**TASK DETAILS**
Look through the records that follow. Copy every line containing the word "Notes".

========================================

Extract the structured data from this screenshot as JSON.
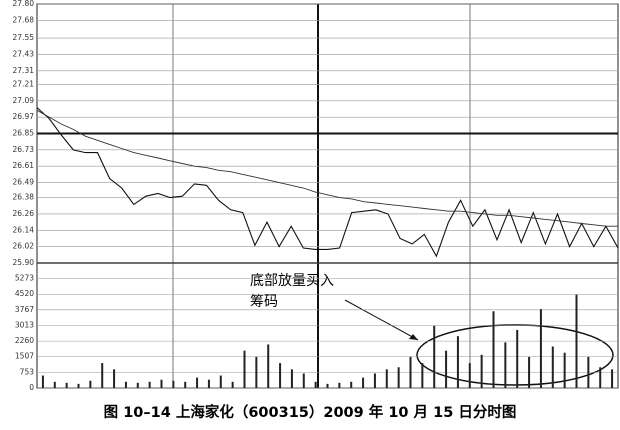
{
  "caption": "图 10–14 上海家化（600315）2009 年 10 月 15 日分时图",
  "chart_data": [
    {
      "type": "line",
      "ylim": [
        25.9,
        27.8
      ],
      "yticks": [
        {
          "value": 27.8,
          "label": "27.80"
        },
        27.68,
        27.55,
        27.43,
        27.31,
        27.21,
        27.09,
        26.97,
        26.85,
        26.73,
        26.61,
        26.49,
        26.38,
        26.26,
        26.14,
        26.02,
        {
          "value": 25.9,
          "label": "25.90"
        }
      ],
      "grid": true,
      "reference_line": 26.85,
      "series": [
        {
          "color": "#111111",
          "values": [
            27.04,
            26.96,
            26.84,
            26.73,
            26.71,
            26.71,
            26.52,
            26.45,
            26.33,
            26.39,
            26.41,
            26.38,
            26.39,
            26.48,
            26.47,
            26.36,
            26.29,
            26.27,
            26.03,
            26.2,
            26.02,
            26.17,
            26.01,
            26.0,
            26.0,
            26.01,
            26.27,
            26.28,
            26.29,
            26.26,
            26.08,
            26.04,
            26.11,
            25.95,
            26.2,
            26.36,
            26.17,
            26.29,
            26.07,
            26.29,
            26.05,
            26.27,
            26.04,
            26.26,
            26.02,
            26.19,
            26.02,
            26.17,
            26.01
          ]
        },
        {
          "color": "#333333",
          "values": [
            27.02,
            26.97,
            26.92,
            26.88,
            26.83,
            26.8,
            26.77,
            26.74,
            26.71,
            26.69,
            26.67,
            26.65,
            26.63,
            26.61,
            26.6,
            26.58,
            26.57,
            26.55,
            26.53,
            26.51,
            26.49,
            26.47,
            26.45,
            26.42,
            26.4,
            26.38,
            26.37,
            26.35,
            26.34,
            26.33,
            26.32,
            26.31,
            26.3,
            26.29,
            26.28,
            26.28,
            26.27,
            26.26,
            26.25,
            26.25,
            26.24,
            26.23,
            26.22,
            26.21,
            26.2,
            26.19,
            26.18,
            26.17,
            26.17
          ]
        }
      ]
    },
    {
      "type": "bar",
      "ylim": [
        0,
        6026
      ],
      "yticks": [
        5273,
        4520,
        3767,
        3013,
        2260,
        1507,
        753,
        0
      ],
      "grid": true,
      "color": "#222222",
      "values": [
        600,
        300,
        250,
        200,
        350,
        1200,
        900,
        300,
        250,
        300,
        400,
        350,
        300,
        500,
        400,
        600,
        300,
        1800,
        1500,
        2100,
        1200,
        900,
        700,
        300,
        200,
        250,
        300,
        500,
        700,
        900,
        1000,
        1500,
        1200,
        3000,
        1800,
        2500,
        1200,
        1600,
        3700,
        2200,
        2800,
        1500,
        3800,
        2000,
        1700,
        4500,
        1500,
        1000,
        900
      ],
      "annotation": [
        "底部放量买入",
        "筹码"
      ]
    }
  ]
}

========================================

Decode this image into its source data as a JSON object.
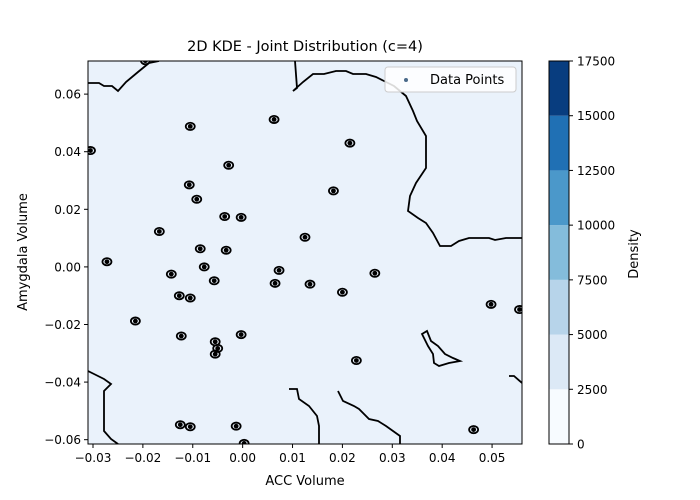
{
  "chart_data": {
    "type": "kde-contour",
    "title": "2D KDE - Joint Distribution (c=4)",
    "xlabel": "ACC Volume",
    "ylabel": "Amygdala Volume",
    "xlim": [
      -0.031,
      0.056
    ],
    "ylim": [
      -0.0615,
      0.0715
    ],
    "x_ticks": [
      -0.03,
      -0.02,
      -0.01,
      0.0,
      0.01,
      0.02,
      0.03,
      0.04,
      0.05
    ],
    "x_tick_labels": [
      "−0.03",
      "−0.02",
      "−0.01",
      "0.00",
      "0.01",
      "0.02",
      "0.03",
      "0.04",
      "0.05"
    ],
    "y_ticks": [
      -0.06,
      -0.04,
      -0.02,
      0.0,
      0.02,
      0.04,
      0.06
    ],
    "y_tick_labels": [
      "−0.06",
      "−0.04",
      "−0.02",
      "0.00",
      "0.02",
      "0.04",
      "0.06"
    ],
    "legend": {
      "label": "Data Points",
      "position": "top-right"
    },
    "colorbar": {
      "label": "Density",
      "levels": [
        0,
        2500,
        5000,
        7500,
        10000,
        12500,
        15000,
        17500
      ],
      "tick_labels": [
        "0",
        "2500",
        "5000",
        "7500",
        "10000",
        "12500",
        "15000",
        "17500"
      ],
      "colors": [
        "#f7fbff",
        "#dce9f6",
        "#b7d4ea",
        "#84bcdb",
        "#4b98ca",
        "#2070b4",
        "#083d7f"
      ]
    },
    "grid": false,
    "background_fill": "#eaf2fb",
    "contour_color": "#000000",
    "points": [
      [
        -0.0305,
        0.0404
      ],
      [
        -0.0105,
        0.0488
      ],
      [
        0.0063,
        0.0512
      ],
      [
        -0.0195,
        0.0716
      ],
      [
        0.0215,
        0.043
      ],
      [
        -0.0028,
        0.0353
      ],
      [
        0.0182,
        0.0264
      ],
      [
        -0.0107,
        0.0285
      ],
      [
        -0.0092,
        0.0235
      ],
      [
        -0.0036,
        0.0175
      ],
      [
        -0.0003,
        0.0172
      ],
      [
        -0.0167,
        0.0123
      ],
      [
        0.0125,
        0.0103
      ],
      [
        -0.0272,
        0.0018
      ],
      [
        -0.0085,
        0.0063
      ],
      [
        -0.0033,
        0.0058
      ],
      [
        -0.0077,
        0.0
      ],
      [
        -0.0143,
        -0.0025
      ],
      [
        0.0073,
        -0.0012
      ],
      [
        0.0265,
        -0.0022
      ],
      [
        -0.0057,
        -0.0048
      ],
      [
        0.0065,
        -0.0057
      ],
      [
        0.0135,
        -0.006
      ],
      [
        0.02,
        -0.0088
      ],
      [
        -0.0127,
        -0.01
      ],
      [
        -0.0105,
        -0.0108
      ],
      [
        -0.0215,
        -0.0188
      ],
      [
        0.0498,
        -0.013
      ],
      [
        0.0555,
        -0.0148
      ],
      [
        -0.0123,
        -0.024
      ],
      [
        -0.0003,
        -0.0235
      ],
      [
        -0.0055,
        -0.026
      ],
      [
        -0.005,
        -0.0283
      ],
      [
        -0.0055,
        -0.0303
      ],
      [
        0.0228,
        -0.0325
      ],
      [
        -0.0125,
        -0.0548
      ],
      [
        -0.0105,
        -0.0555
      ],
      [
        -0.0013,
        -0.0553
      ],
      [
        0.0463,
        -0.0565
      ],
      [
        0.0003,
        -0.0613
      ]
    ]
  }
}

========================================

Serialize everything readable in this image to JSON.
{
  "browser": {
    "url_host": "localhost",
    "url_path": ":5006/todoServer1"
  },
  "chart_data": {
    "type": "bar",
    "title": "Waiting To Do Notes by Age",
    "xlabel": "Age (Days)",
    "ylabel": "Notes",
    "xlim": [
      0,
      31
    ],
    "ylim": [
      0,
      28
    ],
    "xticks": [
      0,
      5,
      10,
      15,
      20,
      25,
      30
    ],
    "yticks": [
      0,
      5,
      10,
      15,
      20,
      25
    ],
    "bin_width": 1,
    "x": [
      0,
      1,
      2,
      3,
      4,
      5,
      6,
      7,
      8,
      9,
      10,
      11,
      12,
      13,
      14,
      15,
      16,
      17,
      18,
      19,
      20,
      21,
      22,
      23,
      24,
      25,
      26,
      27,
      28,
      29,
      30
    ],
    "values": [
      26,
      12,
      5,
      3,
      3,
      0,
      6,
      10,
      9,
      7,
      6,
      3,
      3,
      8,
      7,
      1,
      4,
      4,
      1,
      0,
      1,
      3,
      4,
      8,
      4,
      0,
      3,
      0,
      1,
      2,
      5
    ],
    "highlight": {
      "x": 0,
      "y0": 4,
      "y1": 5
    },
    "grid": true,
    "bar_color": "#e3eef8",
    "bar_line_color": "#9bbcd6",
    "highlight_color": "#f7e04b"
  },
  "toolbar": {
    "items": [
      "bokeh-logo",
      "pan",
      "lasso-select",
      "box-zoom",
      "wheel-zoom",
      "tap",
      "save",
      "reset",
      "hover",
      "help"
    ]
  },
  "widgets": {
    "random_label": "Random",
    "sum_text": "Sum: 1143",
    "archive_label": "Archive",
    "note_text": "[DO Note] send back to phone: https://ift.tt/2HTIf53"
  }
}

========================================

**THE RESULT**
    "title": "Waiting To Do Notes by Age",
    "ylabel": "Notes",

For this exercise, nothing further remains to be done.